SHORT TASK: List all lines in the material below that contain "text".

AVAILABLE RECORDS:
- - - - -

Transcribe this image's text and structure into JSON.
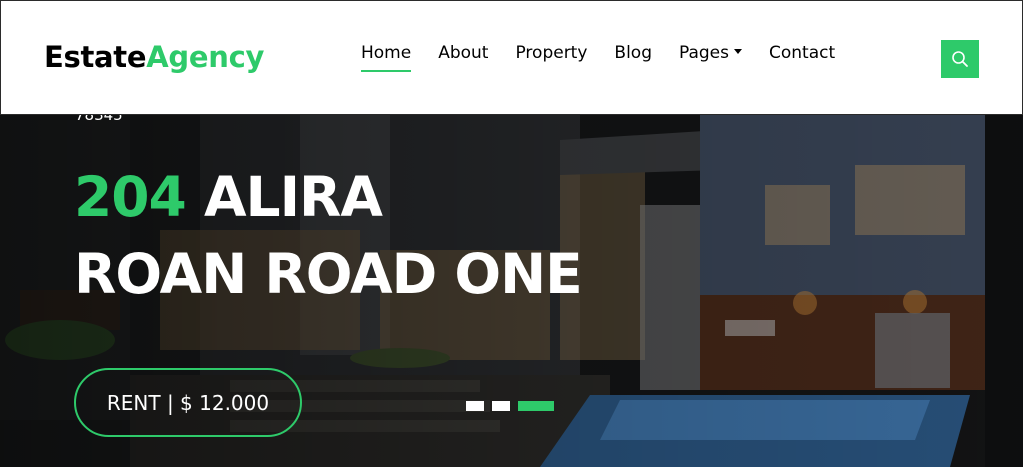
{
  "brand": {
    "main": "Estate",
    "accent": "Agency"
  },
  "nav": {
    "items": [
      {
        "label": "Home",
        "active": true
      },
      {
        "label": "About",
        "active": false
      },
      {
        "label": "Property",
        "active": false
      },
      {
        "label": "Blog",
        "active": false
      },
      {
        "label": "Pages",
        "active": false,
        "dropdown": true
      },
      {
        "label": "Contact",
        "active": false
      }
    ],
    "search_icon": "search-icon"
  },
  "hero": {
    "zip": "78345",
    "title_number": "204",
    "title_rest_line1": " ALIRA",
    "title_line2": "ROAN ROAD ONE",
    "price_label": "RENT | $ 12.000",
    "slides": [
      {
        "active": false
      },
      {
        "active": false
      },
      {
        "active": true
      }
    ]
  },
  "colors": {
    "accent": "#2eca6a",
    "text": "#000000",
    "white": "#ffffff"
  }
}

- - - - -

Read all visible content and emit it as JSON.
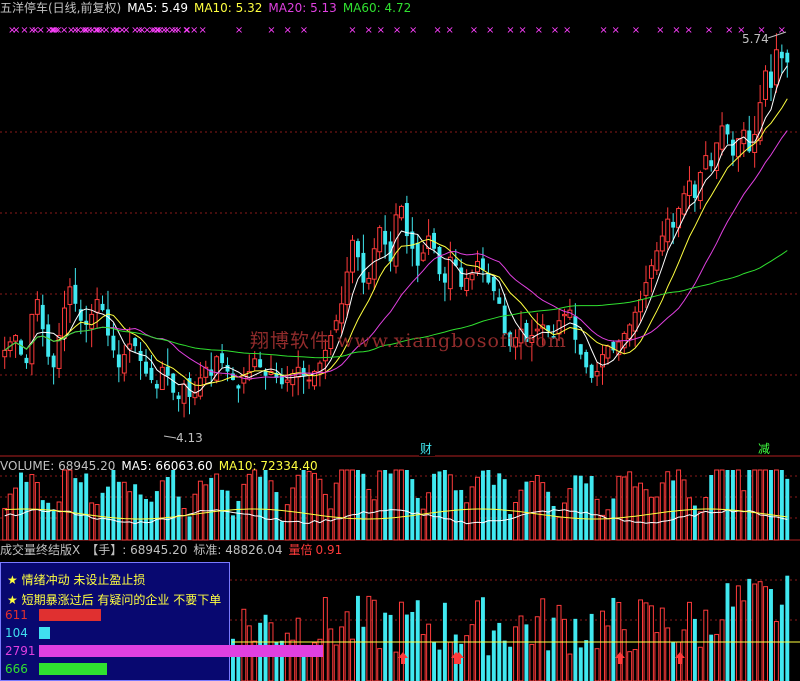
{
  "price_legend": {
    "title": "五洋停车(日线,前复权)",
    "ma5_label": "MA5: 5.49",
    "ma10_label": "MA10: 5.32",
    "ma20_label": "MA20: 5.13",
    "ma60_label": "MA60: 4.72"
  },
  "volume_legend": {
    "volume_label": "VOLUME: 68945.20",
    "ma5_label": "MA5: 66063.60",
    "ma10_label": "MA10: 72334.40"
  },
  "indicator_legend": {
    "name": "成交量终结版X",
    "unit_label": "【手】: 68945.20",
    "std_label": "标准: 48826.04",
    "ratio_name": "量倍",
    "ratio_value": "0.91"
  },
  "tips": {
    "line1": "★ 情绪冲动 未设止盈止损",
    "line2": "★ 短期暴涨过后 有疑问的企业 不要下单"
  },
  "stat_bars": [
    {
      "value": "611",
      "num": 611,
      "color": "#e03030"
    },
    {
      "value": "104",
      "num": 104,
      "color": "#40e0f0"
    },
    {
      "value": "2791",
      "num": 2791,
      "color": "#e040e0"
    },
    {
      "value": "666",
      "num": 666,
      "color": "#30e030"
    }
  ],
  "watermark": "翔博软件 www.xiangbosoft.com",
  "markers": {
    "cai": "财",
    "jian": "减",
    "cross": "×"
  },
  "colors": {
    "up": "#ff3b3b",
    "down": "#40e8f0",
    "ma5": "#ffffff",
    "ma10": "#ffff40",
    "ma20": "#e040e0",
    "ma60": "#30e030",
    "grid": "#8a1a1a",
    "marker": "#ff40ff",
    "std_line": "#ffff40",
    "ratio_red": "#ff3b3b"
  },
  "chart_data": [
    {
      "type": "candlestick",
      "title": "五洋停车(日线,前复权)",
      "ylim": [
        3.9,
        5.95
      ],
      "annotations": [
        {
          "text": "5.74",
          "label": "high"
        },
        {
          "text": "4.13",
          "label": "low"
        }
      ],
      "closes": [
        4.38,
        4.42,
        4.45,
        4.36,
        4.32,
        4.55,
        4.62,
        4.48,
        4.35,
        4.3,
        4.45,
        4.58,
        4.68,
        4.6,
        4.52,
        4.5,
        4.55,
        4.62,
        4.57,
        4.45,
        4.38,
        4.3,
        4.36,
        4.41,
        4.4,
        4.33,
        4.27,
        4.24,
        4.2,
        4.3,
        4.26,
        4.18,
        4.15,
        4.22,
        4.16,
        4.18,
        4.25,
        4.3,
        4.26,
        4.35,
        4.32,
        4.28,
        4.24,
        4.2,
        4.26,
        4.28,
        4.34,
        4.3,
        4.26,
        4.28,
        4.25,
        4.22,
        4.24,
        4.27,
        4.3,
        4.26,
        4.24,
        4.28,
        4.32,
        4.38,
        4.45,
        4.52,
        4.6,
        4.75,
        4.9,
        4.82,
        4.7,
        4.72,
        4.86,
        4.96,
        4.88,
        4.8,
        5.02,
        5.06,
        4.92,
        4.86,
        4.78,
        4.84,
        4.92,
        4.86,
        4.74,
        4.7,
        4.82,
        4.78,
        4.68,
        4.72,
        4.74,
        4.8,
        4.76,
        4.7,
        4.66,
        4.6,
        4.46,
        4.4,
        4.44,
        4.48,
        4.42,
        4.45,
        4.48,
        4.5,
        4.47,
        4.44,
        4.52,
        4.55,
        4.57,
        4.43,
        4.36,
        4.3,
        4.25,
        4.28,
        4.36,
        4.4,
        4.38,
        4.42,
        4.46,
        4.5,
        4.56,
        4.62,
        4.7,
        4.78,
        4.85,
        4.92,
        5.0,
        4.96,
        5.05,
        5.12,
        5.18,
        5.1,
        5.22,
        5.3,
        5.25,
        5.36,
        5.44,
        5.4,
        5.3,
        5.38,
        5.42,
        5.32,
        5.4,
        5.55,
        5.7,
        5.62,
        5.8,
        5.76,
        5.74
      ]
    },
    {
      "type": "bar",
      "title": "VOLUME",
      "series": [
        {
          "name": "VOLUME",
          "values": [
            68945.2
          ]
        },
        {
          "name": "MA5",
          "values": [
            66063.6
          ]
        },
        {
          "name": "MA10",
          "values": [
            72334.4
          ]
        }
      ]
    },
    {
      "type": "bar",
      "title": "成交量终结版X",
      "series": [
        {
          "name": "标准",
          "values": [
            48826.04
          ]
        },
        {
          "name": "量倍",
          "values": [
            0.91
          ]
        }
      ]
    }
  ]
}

- - - - -

PROBLEM SOLUTION:
Transcribe this image's text and structure into JSON.
    "text": "#000000",
          "text": "5.74",
          "text": "4.13",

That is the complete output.